◆ EXTRACTED INFORMATION:
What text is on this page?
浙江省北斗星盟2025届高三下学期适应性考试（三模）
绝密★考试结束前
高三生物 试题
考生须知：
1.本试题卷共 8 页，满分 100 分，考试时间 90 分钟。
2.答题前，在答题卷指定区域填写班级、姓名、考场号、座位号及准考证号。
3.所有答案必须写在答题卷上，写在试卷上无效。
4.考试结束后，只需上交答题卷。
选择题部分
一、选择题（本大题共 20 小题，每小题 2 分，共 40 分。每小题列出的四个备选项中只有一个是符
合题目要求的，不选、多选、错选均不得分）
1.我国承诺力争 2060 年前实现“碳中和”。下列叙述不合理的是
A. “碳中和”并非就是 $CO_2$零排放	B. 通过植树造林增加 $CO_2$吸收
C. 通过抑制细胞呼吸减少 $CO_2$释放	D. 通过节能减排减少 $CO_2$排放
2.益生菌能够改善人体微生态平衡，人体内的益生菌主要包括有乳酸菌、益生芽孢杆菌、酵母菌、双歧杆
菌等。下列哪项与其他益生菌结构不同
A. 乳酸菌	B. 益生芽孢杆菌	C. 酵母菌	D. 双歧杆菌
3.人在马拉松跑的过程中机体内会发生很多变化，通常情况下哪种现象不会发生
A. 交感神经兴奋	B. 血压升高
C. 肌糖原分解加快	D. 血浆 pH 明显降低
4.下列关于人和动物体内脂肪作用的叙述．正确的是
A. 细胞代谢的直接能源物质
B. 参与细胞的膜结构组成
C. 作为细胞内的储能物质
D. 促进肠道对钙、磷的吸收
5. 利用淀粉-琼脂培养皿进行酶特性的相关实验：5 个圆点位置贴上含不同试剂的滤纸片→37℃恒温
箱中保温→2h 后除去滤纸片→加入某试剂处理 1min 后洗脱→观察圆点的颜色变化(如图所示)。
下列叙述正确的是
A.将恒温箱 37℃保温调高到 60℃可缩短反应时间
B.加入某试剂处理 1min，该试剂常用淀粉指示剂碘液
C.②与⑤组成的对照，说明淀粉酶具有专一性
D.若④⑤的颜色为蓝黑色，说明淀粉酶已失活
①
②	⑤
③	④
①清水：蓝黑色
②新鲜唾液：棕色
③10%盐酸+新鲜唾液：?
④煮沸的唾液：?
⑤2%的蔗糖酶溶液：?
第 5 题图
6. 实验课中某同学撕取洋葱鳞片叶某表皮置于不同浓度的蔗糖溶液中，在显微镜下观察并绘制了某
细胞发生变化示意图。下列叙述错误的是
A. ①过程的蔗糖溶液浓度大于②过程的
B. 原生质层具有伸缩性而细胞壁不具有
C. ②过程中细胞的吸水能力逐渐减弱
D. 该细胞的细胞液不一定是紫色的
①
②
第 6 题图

◆ GIVEN INSTRUCTION: Copy out each line of the records where the string "益生芽孢杆菌" appears.

◆ EXERCISE OUTPUT:
2.益生菌能够改善人体微生态平衡，人体内的益生菌主要包括有乳酸菌、益生芽孢杆菌、酵母菌、双歧杆
A. 乳酸菌	B. 益生芽孢杆菌	C. 酵母菌	D. 双歧杆菌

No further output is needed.